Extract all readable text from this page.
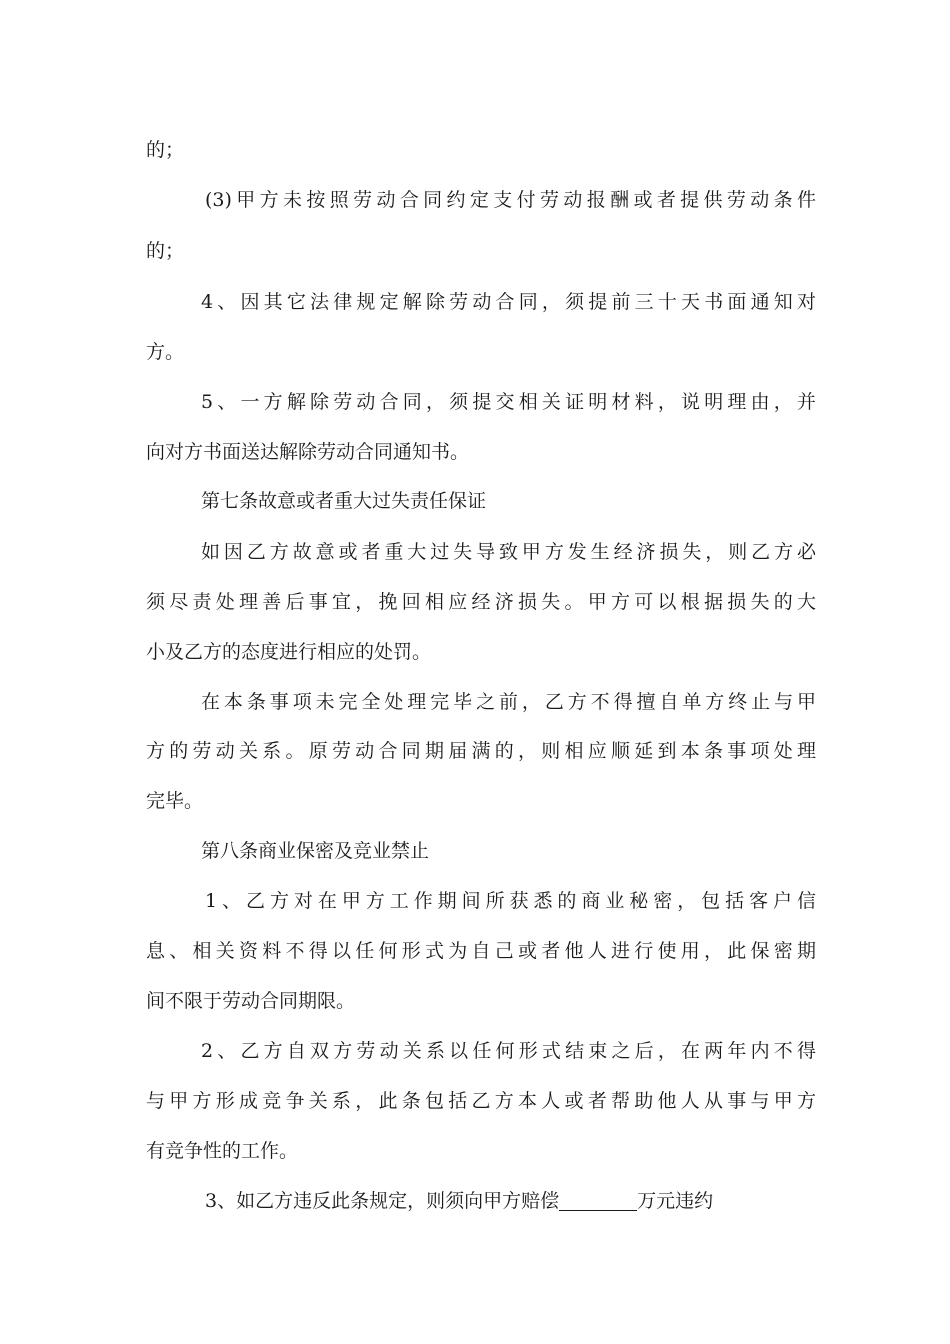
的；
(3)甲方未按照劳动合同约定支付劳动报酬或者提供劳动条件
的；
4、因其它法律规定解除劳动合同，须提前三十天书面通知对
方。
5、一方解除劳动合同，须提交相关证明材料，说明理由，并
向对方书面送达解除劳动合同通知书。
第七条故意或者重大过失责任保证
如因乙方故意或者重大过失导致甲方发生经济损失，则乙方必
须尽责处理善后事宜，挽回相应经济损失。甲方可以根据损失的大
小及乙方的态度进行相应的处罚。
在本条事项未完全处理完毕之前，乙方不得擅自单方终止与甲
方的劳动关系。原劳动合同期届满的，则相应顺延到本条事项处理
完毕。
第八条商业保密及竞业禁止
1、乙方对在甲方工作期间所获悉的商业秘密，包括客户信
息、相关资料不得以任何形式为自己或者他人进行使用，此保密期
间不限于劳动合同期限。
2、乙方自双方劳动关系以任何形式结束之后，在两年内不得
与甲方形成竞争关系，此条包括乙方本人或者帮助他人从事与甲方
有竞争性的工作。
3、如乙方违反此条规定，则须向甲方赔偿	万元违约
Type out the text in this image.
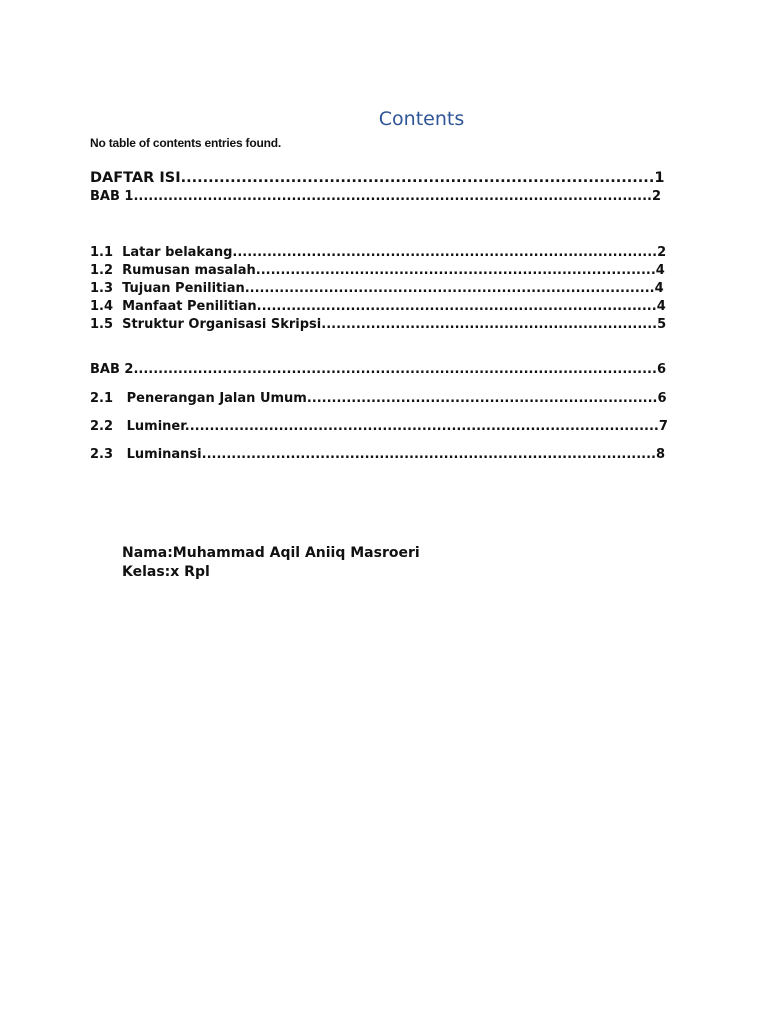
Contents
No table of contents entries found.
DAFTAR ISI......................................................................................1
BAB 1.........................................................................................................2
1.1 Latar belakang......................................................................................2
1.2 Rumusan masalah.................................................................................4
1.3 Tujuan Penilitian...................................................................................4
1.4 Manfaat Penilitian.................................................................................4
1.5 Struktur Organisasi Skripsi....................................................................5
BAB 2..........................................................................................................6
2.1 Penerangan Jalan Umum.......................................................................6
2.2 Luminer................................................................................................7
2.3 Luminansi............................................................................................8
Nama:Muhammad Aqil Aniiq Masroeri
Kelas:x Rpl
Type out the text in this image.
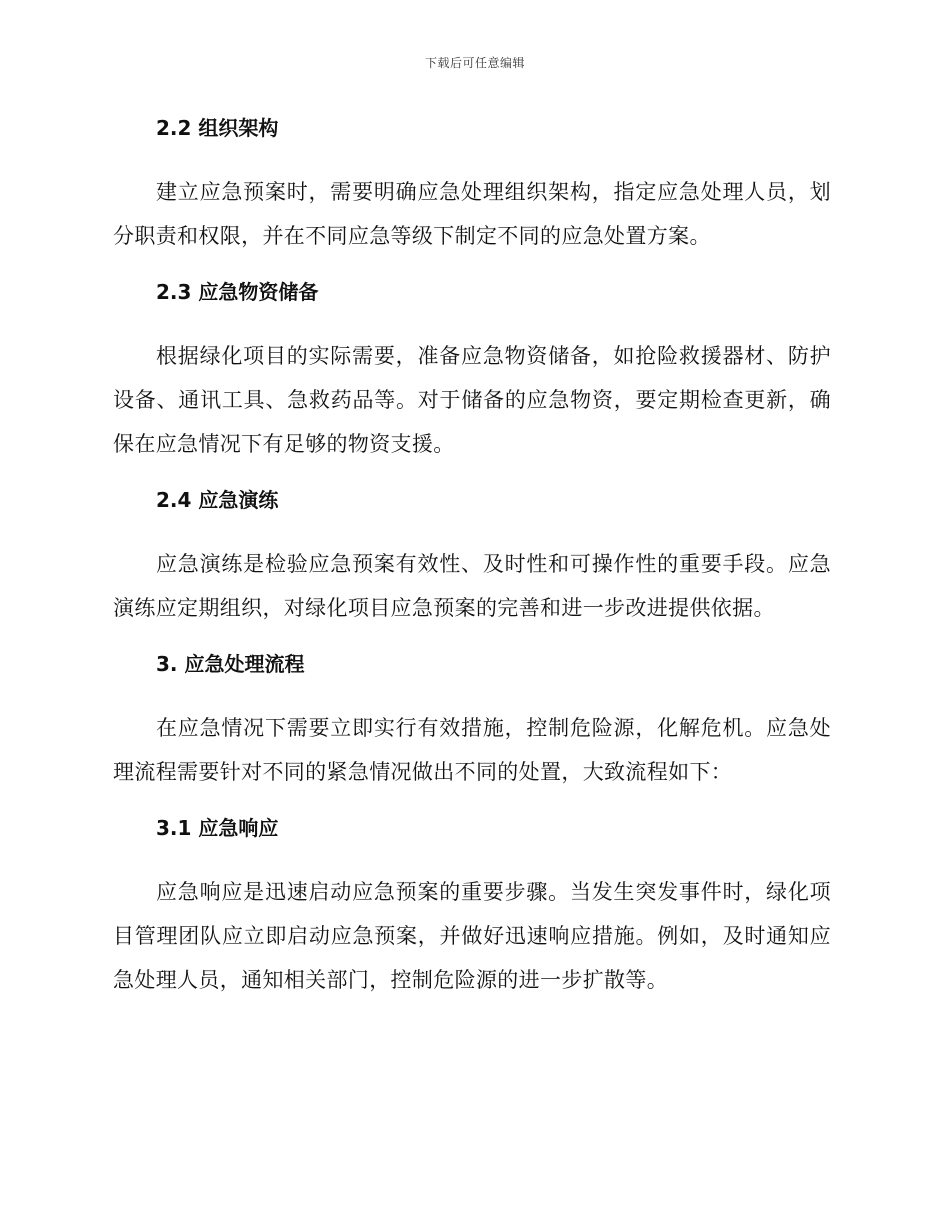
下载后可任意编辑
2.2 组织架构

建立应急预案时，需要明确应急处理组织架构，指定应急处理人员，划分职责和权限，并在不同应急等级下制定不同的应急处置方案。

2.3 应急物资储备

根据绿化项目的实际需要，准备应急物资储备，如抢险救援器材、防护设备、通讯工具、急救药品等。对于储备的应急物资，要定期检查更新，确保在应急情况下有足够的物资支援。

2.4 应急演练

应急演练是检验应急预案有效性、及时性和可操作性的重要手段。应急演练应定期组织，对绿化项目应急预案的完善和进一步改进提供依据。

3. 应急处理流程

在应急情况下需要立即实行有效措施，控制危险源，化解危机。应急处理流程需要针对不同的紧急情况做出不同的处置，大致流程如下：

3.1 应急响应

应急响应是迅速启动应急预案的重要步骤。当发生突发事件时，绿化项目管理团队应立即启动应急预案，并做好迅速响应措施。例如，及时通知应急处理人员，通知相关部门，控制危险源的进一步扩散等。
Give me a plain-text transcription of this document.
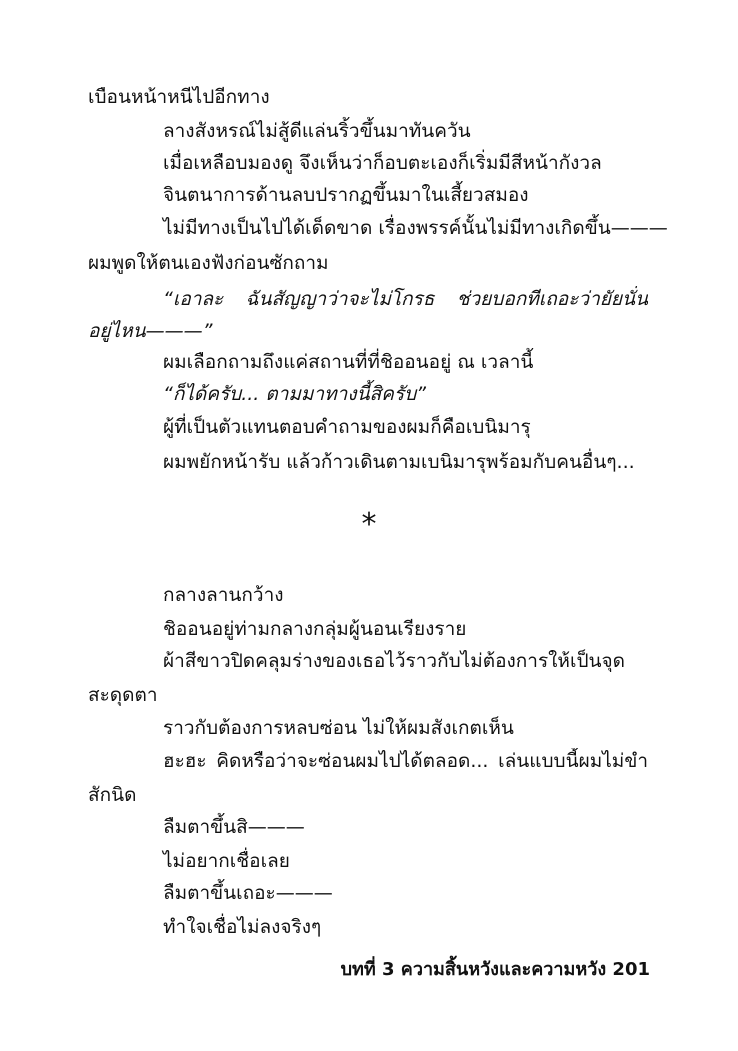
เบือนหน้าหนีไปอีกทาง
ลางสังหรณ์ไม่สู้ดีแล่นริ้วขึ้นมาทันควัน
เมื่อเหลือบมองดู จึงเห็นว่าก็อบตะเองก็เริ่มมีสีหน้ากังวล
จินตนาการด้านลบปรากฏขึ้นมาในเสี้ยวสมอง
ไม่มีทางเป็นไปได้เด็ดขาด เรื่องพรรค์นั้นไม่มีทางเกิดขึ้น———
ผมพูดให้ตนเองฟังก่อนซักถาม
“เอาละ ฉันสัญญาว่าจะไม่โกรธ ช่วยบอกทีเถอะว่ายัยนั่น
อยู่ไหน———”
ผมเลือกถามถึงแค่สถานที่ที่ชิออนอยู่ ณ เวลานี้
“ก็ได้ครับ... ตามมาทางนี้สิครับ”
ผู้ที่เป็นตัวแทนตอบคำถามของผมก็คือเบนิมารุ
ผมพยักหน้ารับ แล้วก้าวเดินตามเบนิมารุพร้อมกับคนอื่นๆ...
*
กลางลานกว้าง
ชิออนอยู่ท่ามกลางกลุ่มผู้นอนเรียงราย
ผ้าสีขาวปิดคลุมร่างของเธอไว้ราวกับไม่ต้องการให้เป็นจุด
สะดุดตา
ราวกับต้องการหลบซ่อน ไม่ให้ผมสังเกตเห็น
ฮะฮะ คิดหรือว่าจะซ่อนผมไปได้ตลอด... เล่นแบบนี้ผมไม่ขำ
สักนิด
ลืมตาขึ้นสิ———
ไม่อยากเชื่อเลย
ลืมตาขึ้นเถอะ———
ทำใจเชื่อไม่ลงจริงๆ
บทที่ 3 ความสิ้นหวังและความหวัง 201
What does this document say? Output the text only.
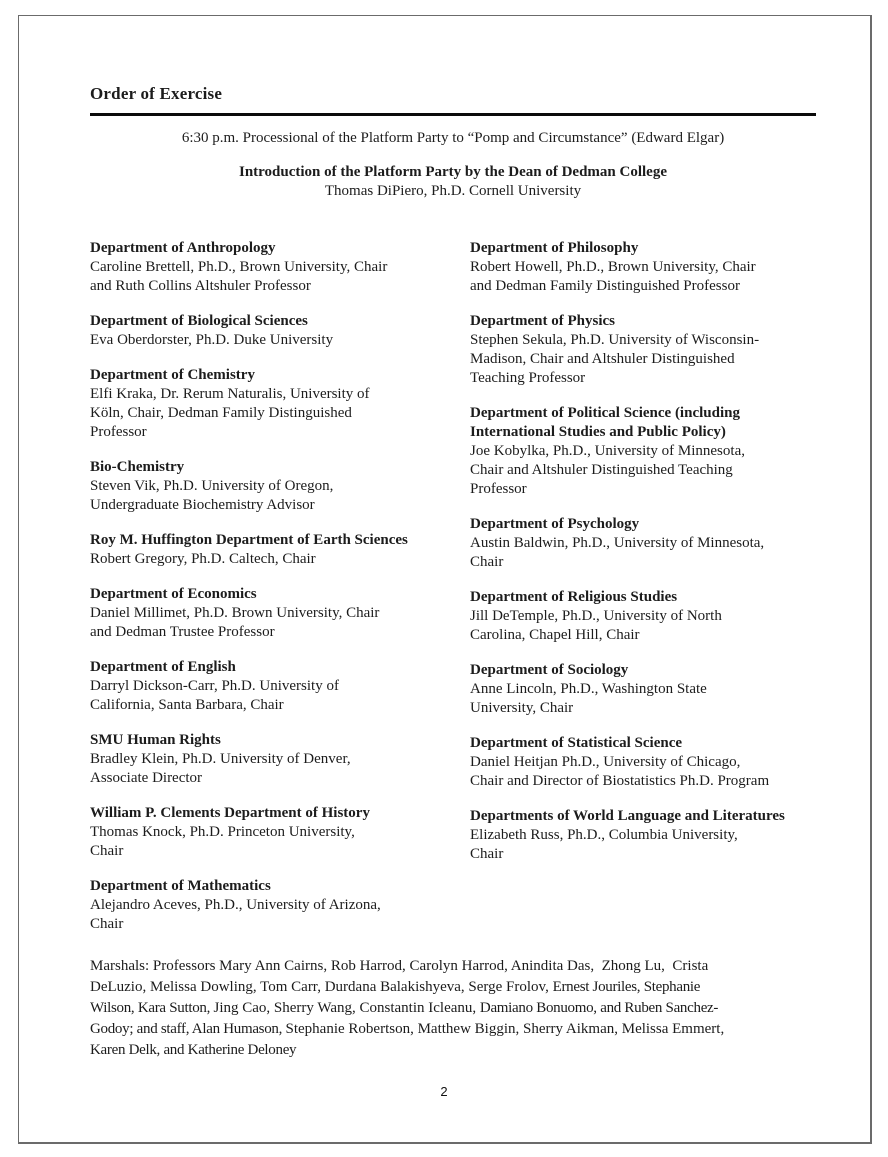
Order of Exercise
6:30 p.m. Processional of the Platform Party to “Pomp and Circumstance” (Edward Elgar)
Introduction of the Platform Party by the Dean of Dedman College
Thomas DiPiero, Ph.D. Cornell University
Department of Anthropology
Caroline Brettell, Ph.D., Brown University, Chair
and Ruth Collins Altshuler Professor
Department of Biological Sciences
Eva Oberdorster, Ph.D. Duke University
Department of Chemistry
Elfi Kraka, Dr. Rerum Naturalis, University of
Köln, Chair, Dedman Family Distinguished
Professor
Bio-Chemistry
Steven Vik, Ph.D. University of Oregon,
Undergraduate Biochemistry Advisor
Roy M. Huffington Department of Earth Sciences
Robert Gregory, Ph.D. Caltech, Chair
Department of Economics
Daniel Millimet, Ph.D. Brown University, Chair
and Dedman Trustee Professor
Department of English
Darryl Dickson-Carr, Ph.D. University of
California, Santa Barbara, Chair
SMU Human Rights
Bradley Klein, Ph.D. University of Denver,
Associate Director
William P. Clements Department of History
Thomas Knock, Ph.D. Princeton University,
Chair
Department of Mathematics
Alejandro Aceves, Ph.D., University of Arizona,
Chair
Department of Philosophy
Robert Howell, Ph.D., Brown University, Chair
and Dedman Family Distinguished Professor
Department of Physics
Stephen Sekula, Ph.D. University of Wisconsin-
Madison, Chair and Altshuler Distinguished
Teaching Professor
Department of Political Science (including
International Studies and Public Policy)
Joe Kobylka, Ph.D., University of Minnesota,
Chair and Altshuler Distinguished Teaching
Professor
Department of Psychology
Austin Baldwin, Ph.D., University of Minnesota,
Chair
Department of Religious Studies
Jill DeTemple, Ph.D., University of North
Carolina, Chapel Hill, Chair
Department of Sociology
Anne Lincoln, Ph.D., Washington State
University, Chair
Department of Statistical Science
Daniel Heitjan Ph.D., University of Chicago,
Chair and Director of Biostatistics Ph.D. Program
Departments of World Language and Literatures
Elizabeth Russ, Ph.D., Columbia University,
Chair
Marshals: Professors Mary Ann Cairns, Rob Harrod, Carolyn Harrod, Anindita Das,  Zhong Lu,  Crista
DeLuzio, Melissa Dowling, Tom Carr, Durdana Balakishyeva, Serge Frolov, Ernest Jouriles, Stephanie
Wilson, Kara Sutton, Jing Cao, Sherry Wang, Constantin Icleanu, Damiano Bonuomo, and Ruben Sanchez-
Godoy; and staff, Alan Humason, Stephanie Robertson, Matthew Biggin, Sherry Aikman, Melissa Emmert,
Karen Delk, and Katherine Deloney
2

EXERCISE BRIEF »
Copy each line from the data above that includes "Thomas".

TASK RESPONSE »
Thomas DiPiero, Ph.D. Cornell University
Thomas Knock, Ph.D. Princeton University,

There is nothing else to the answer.